Print each of the entries exactly, leaving nothing out.
::: The data
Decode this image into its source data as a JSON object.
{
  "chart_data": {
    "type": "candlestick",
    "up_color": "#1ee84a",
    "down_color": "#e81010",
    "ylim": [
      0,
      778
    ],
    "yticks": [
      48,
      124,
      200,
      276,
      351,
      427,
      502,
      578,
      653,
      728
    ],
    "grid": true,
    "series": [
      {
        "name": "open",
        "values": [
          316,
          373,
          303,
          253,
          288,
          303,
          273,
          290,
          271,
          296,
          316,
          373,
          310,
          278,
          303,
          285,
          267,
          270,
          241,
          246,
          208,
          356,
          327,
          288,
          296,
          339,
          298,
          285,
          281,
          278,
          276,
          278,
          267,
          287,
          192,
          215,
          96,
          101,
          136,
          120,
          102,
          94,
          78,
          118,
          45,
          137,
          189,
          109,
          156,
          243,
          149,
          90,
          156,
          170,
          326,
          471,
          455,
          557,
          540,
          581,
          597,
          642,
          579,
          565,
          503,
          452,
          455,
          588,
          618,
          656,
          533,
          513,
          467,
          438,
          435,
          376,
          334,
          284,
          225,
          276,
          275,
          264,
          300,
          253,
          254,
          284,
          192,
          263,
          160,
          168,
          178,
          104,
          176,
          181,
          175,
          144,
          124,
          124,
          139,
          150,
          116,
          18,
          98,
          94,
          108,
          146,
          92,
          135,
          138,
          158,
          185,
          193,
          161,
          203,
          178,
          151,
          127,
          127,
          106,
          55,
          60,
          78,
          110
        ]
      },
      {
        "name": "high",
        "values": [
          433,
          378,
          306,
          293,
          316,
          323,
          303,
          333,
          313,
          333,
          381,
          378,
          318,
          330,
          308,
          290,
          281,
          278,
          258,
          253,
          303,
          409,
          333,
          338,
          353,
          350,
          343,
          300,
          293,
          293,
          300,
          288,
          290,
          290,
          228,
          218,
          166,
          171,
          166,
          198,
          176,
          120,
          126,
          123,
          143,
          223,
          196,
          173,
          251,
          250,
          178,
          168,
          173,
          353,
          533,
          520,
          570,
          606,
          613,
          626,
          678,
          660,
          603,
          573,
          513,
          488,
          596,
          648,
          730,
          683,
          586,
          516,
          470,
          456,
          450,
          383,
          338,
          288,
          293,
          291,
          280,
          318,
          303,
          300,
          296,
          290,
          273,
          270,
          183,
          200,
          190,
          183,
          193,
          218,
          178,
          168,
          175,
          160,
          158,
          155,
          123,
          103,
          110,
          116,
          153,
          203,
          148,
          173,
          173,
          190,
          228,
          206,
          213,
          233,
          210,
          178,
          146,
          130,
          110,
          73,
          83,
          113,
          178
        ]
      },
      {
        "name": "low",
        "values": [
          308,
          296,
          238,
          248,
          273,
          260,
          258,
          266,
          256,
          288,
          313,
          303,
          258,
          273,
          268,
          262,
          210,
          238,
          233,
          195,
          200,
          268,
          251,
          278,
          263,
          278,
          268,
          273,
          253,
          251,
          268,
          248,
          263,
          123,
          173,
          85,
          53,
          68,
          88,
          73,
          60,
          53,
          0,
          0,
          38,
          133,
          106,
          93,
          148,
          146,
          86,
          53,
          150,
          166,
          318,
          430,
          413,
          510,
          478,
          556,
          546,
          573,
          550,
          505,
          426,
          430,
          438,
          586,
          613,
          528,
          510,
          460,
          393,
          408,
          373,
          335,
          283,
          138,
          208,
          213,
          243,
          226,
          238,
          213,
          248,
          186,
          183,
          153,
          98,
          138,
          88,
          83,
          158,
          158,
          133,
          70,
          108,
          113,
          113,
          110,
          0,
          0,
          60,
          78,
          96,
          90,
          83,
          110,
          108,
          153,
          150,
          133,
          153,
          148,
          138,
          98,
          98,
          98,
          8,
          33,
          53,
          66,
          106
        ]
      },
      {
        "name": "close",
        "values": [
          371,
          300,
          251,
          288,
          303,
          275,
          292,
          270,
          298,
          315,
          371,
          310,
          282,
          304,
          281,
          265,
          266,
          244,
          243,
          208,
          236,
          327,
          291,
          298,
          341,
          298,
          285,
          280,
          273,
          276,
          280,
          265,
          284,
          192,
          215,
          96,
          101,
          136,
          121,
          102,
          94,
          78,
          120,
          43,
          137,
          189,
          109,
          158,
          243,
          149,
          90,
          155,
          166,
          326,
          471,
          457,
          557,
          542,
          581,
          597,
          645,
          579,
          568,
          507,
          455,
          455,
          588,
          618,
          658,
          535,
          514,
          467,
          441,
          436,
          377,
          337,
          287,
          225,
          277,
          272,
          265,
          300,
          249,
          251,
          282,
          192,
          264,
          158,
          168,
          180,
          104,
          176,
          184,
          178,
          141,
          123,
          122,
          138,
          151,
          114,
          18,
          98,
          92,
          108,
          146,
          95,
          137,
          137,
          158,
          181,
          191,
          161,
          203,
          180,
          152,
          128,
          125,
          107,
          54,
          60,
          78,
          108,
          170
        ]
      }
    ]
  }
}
::::::
Written solution
Decode this image into its source data as a JSON object.
{
  "chart_data": {
    "type": "candlestick",
    "up_color": "#1ee84a",
    "down_color": "#e81010",
    "ylim": [
      0,
      778
    ],
    "yticks": [
      48,
      124,
      200,
      276,
      351,
      427,
      502,
      578,
      653,
      728
    ],
    "grid": true,
    "series": [
      {
        "name": "open",
        "values": [
          316,
          373,
          303,
          253,
          288,
          303,
          273,
          290,
          271,
          296,
          316,
          373,
          310,
          278,
          303,
          285,
          267,
          270,
          241,
          246,
          208,
          356,
          327,
          288,
          296,
          339,
          298,
          285,
          281,
          278,
          276,
          278,
          267,
          287,
          192,
          215,
          96,
          101,
          136,
          120,
          102,
          94,
          78,
          118,
          45,
          137,
          189,
          109,
          156,
          243,
          149,
          90,
          156,
          170,
          326,
          471,
          455,
          557,
          540,
          581,
          597,
          642,
          579,
          565,
          503,
          452,
          455,
          588,
          618,
          656,
          533,
          513,
          467,
          438,
          435,
          376,
          334,
          284,
          225,
          276,
          275,
          264,
          300,
          253,
          254,
          284,
          192,
          263,
          160,
          168,
          178,
          104,
          176,
          181,
          175,
          144,
          124,
          124,
          139,
          150,
          116,
          18,
          98,
          94,
          108,
          146,
          92,
          135,
          138,
          158,
          185,
          193,
          161,
          203,
          178,
          151,
          127,
          127,
          106,
          55,
          60,
          78,
          110
        ]
      },
      {
        "name": "high",
        "values": [
          433,
          378,
          306,
          293,
          316,
          323,
          303,
          333,
          313,
          333,
          381,
          378,
          318,
          330,
          308,
          290,
          281,
          278,
          258,
          253,
          303,
          409,
          333,
          338,
          353,
          350,
          343,
          300,
          293,
          293,
          300,
          288,
          290,
          290,
          228,
          218,
          166,
          171,
          166,
          198,
          176,
          120,
          126,
          123,
          143,
          223,
          196,
          173,
          251,
          250,
          178,
          168,
          173,
          353,
          533,
          520,
          570,
          606,
          613,
          626,
          678,
          660,
          603,
          573,
          513,
          488,
          596,
          648,
          730,
          683,
          586,
          516,
          470,
          456,
          450,
          383,
          338,
          288,
          293,
          291,
          280,
          318,
          303,
          300,
          296,
          290,
          273,
          270,
          183,
          200,
          190,
          183,
          193,
          218,
          178,
          168,
          175,
          160,
          158,
          155,
          123,
          103,
          110,
          116,
          153,
          203,
          148,
          173,
          173,
          190,
          228,
          206,
          213,
          233,
          210,
          178,
          146,
          130,
          110,
          73,
          83,
          113,
          178
        ]
      },
      {
        "name": "low",
        "values": [
          308,
          296,
          238,
          248,
          273,
          260,
          258,
          266,
          256,
          288,
          313,
          303,
          258,
          273,
          268,
          262,
          210,
          238,
          233,
          195,
          200,
          268,
          251,
          278,
          263,
          278,
          268,
          273,
          253,
          251,
          268,
          248,
          263,
          123,
          173,
          85,
          53,
          68,
          88,
          73,
          60,
          53,
          0,
          0,
          38,
          133,
          106,
          93,
          148,
          146,
          86,
          53,
          150,
          166,
          318,
          430,
          413,
          510,
          478,
          556,
          546,
          573,
          550,
          505,
          426,
          430,
          438,
          586,
          613,
          528,
          510,
          460,
          393,
          408,
          373,
          335,
          283,
          138,
          208,
          213,
          243,
          226,
          238,
          213,
          248,
          186,
          183,
          153,
          98,
          138,
          88,
          83,
          158,
          158,
          133,
          70,
          108,
          113,
          113,
          110,
          0,
          0,
          60,
          78,
          96,
          90,
          83,
          110,
          108,
          153,
          150,
          133,
          153,
          148,
          138,
          98,
          98,
          98,
          8,
          33,
          53,
          66,
          106
        ]
      },
      {
        "name": "close",
        "values": [
          371,
          300,
          251,
          288,
          303,
          275,
          292,
          270,
          298,
          315,
          371,
          310,
          282,
          304,
          281,
          265,
          266,
          244,
          243,
          208,
          236,
          327,
          291,
          298,
          341,
          298,
          285,
          280,
          273,
          276,
          280,
          265,
          284,
          192,
          215,
          96,
          101,
          136,
          121,
          102,
          94,
          78,
          120,
          43,
          137,
          189,
          109,
          158,
          243,
          149,
          90,
          155,
          166,
          326,
          471,
          457,
          557,
          542,
          581,
          597,
          645,
          579,
          568,
          507,
          455,
          455,
          588,
          618,
          658,
          535,
          514,
          467,
          441,
          436,
          377,
          337,
          287,
          225,
          277,
          272,
          265,
          300,
          249,
          251,
          282,
          192,
          264,
          158,
          168,
          180,
          104,
          176,
          184,
          178,
          141,
          123,
          122,
          138,
          151,
          114,
          18,
          98,
          92,
          108,
          146,
          95,
          137,
          137,
          158,
          181,
          191,
          161,
          203,
          180,
          152,
          128,
          125,
          107,
          54,
          60,
          78,
          108,
          170
        ]
      }
    ]
  }
}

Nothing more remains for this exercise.